Instructions for the task:
Find and return each line containing "Варламова".

Stored records:
__________________________________________________
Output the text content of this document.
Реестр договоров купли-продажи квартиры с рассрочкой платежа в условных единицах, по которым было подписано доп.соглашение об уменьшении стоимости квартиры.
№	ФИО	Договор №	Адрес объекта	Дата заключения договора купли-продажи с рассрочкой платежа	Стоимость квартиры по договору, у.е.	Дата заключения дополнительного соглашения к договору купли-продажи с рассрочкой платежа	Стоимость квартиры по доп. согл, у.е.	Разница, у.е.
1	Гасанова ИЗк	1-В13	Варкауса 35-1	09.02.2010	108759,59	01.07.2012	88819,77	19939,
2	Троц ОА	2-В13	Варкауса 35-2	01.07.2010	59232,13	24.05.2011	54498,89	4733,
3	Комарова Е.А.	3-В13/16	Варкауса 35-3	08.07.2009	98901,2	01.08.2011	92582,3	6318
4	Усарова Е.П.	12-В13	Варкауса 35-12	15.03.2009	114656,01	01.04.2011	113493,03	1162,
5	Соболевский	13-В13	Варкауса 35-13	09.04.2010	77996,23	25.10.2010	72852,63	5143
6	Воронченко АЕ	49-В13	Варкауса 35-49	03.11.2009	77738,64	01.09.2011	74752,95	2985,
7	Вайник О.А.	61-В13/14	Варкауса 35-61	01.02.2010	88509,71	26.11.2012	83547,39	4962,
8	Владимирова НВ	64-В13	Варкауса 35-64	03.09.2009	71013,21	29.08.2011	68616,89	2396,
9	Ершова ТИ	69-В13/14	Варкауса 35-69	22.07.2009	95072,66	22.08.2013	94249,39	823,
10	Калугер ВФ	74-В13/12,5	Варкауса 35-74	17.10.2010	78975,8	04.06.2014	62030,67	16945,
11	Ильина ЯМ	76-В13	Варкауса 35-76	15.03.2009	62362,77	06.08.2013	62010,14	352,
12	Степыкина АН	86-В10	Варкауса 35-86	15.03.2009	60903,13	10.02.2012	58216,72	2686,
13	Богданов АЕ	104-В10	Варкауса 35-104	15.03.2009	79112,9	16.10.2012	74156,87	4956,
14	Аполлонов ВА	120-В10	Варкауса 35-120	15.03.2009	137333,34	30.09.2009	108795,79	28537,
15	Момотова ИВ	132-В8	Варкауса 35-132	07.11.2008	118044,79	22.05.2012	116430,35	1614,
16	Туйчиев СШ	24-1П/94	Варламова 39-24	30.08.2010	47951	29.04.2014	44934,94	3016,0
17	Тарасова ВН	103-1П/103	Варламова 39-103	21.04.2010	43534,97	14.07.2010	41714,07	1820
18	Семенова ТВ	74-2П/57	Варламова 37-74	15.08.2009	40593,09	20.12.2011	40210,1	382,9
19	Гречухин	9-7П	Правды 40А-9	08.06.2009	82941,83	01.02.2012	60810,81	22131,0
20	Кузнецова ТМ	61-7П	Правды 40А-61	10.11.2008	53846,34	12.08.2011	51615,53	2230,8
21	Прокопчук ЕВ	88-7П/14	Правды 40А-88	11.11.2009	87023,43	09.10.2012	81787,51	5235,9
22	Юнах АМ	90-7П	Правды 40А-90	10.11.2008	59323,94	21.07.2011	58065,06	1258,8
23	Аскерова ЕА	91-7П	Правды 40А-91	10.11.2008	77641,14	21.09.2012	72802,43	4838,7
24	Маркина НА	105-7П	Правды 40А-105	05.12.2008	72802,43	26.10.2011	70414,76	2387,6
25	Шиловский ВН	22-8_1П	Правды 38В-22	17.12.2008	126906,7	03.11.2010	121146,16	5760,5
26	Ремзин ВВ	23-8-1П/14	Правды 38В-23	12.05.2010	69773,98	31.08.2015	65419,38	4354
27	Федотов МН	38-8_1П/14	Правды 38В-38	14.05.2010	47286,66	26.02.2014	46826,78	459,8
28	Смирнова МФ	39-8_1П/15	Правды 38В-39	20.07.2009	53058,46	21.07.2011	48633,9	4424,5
__________________________________________________
In response:
16	Туйчиев СШ	24-1П/94	Варламова 39-24	30.08.2010	47951	29.04.2014	44934,94	3016,0
17	Тарасова ВН	103-1П/103	Варламова 39-103	21.04.2010	43534,97	14.07.2010	41714,07	1820
18	Семенова ТВ	74-2П/57	Варламова 37-74	15.08.2009	40593,09	20.12.2011	40210,1	382,9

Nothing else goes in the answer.